+++ DATA SUPPLIED +++

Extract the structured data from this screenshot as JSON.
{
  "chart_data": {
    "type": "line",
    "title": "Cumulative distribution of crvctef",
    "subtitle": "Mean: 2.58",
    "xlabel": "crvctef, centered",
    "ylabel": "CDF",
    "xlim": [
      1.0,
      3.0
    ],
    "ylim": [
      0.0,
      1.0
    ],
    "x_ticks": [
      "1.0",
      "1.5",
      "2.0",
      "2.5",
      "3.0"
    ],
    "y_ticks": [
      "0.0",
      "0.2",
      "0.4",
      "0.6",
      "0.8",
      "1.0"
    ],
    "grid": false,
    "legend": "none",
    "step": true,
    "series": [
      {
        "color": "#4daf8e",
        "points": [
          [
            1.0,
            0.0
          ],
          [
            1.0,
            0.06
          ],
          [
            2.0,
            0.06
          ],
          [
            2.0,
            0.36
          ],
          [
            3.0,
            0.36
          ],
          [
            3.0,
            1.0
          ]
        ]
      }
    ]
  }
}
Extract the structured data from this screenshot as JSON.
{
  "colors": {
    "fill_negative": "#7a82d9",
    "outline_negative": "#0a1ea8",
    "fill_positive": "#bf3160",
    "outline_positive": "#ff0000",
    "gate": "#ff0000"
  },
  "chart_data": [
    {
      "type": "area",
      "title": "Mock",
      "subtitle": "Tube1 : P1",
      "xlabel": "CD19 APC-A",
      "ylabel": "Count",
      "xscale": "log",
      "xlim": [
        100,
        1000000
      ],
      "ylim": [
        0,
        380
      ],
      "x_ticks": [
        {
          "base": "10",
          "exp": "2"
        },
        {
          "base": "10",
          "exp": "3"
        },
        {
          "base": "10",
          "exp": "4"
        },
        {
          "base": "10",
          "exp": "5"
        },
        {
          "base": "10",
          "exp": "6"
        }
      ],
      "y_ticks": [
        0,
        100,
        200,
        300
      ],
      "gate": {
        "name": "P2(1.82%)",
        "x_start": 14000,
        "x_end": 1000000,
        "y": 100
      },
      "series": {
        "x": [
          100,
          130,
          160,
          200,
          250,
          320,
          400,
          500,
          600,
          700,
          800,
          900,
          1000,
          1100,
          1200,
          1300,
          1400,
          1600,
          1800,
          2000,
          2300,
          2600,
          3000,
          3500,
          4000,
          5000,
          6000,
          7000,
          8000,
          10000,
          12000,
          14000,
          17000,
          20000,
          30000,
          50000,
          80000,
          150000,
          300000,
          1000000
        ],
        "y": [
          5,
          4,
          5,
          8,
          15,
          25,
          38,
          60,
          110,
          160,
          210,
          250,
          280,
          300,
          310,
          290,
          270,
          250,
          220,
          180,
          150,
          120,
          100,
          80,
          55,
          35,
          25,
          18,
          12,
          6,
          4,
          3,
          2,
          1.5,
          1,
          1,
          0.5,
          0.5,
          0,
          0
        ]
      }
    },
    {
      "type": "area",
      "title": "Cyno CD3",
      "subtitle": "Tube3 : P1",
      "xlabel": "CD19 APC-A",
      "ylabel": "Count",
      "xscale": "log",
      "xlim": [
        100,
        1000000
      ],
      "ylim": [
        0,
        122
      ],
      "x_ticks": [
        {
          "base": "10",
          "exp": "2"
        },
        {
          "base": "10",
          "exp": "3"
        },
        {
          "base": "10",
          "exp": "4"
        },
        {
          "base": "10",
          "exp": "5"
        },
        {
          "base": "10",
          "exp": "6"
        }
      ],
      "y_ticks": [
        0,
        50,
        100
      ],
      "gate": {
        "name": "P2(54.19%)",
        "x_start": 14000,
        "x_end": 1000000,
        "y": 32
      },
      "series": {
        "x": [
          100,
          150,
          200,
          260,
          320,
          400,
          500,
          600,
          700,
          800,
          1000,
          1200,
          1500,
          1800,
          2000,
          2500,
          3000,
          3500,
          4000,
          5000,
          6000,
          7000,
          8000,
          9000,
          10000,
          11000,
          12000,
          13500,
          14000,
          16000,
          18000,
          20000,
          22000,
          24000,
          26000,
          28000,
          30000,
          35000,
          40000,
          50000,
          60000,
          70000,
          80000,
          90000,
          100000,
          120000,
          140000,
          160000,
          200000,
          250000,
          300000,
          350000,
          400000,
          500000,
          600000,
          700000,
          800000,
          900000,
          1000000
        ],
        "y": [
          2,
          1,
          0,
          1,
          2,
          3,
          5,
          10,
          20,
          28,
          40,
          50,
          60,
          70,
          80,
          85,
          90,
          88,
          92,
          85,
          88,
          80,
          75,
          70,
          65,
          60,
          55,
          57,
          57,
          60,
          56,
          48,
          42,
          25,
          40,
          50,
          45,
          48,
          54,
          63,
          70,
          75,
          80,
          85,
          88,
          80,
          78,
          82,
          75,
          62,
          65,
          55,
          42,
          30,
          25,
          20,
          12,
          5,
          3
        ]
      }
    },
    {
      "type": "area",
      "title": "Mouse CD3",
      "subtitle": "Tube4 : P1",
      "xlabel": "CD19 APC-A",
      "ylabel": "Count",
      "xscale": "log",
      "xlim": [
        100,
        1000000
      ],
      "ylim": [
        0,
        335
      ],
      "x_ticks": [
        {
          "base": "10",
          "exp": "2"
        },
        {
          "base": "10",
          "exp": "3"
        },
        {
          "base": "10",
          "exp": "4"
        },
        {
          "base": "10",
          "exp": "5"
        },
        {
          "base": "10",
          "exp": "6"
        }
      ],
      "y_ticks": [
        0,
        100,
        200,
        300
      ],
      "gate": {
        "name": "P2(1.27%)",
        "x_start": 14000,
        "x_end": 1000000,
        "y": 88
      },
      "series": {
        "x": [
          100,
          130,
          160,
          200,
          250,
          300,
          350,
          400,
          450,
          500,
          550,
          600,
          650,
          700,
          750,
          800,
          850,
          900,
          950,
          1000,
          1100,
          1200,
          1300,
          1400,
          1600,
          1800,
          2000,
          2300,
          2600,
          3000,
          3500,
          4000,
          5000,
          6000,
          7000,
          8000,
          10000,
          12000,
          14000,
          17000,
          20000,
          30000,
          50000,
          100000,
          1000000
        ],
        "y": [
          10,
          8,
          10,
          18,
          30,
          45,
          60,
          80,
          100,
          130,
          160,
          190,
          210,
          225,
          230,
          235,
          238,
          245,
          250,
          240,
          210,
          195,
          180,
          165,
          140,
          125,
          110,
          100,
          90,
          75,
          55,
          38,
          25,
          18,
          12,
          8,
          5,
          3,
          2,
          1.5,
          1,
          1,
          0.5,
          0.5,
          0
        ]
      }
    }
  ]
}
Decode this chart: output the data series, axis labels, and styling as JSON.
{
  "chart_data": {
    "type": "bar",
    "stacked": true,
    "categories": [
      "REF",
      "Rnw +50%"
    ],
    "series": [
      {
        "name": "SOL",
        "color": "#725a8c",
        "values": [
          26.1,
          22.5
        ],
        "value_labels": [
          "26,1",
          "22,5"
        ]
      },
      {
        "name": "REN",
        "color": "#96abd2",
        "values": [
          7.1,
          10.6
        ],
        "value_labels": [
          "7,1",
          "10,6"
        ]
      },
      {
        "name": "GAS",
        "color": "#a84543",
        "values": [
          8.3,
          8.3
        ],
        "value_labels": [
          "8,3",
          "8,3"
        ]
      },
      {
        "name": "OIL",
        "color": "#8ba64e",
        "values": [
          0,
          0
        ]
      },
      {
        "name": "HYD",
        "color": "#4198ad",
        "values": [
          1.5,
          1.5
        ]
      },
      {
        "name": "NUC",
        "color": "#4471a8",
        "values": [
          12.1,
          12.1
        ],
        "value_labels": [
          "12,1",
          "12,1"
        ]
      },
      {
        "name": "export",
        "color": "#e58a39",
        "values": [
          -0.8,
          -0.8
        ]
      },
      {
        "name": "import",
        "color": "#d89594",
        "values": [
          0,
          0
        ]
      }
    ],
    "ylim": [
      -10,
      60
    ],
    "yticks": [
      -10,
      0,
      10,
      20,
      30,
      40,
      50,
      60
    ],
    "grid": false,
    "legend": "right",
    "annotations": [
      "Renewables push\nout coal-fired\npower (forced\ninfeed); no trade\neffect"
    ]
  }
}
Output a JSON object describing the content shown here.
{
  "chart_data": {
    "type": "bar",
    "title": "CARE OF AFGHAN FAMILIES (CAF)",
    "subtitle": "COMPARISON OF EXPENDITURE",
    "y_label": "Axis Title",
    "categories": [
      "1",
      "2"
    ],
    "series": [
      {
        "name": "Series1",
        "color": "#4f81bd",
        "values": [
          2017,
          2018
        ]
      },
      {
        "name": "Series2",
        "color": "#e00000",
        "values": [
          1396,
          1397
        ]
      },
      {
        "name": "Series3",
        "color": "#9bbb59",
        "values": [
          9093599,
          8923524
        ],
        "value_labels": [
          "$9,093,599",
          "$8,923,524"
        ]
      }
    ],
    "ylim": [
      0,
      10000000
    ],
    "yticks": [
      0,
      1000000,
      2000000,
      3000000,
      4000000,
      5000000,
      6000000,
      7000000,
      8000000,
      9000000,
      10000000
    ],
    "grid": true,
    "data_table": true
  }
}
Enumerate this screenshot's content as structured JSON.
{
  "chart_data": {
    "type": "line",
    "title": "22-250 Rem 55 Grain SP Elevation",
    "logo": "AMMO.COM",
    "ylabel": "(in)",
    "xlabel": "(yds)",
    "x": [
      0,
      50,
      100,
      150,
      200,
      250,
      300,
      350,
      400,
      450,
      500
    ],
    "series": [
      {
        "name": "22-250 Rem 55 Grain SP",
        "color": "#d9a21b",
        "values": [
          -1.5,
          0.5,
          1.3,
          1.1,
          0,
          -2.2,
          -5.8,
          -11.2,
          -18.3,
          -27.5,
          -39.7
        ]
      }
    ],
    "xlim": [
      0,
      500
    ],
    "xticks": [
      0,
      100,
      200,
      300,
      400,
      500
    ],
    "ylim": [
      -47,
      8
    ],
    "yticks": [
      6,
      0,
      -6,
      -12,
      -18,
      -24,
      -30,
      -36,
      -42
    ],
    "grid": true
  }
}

+++

GOAL -
In the records above, locate every line with the string "grid" and copy it.

REPLY TO THE EXERCISE -
    "grid": false,
    "grid": false,
    "grid": true,
    "grid": true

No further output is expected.